▶ WRITTEN TASK:
Reproduce the records exactly.

▶ MATERIALS PROVIDED:
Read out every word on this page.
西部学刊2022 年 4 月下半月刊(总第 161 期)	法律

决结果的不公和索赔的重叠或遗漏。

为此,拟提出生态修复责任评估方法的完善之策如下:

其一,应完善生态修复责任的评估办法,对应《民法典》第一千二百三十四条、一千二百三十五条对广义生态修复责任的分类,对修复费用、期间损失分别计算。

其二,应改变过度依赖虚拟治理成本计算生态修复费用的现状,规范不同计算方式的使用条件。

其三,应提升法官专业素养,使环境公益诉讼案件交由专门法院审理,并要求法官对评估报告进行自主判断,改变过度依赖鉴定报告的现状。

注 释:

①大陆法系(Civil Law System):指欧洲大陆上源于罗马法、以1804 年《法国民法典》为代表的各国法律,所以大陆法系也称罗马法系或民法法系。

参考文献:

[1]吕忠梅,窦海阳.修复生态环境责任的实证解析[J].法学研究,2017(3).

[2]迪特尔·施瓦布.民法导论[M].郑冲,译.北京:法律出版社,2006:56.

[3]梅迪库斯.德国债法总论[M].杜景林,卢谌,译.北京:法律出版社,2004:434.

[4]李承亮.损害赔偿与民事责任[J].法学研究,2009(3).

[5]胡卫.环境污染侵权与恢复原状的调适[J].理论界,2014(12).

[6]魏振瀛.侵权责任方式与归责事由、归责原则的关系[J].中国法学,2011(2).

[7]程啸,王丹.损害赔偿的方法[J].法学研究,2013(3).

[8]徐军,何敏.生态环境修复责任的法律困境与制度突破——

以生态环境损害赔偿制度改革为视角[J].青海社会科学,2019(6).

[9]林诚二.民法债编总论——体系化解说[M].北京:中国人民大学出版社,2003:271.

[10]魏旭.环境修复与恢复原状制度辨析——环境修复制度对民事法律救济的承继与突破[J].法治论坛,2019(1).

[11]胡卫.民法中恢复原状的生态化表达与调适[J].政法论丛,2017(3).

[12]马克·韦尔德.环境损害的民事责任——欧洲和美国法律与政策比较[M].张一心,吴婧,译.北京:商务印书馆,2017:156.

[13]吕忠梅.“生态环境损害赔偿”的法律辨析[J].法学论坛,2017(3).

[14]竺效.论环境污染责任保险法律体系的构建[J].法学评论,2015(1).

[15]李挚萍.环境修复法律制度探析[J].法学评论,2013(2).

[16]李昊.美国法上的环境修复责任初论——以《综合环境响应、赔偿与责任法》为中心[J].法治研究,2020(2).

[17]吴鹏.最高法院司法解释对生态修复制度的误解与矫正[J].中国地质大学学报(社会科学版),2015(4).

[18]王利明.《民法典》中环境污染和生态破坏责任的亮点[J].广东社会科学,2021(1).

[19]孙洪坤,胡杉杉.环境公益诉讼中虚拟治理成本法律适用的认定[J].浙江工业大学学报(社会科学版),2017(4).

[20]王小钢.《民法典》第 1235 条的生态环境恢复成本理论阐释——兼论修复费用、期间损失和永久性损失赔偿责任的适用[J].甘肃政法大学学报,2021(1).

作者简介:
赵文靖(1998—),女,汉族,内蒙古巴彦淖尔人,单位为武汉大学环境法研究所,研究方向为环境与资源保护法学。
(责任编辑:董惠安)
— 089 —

▶ OUTPUT BELOW:
Read out every word on this page.
西部学刊2022 年 4 月下半月刊(总第 161 期)	法律

决结果的不公和索赔的重叠或遗漏。

为此,拟提出生态修复责任评估方法的完善之策如下:

其一,应完善生态修复责任的评估办法,对应《民法典》第一千二百三十四条、一千二百三十五条对广义生态修复责任的分类,对修复费用、期间损失分别计算。

其二,应改变过度依赖虚拟治理成本计算生态修复费用的现状,规范不同计算方式的使用条件。

其三,应提升法官专业素养,使环境公益诉讼案件交由专门法院审理,并要求法官对评估报告进行自主判断,改变过度依赖鉴定报告的现状。

注 释:

①大陆法系(Civil Law System):指欧洲大陆上源于罗马法、以1804 年《法国民法典》为代表的各国法律,所以大陆法系也称罗马法系或民法法系。

参考文献:

[1]吕忠梅,窦海阳.修复生态环境责任的实证解析[J].法学研究,2017(3).

[2]迪特尔·施瓦布.民法导论[M].郑冲,译.北京:法律出版社,2006:56.

[3]梅迪库斯.德国债法总论[M].杜景林,卢谌,译.北京:法律出版社,2004:434.

[4]李承亮.损害赔偿与民事责任[J].法学研究,2009(3).

[5]胡卫.环境污染侵权与恢复原状的调适[J].理论界,2014(12).

[6]魏振瀛.侵权责任方式与归责事由、归责原则的关系[J].中国法学,2011(2).

[7]程啸,王丹.损害赔偿的方法[J].法学研究,2013(3).

[8]徐军,何敏.生态环境修复责任的法律困境与制度突破——

以生态环境损害赔偿制度改革为视角[J].青海社会科学,2019(6).

[9]林诚二.民法债编总论——体系化解说[M].北京:中国人民大学出版社,2003:271.

[10]魏旭.环境修复与恢复原状制度辨析——环境修复制度对民事法律救济的承继与突破[J].法治论坛,2019(1).

[11]胡卫.民法中恢复原状的生态化表达与调适[J].政法论丛,2017(3).

[12]马克·韦尔德.环境损害的民事责任——欧洲和美国法律与政策比较[M].张一心,吴婧,译.北京:商务印书馆,2017:156.

[13]吕忠梅.“生态环境损害赔偿”的法律辨析[J].法学论坛,2017(3).

[14]竺效.论环境污染责任保险法律体系的构建[J].法学评论,2015(1).

[15]李挚萍.环境修复法律制度探析[J].法学评论,2013(2).

[16]李昊.美国法上的环境修复责任初论——以《综合环境响应、赔偿与责任法》为中心[J].法治研究,2020(2).

[17]吴鹏.最高法院司法解释对生态修复制度的误解与矫正[J].中国地质大学学报(社会科学版),2015(4).

[18]王利明.《民法典》中环境污染和生态破坏责任的亮点[J].广东社会科学,2021(1).

[19]孙洪坤,胡杉杉.环境公益诉讼中虚拟治理成本法律适用的认定[J].浙江工业大学学报(社会科学版),2017(4).

[20]王小钢.《民法典》第 1235 条的生态环境恢复成本理论阐释——兼论修复费用、期间损失和永久性损失赔偿责任的适用[J].甘肃政法大学学报,2021(1).

作者简介:
赵文靖(1998—),女,汉族,内蒙古巴彦淖尔人,单位为武汉大学环境法研究所,研究方向为环境与资源保护法学。
(责任编辑:董惠安)
— 089 —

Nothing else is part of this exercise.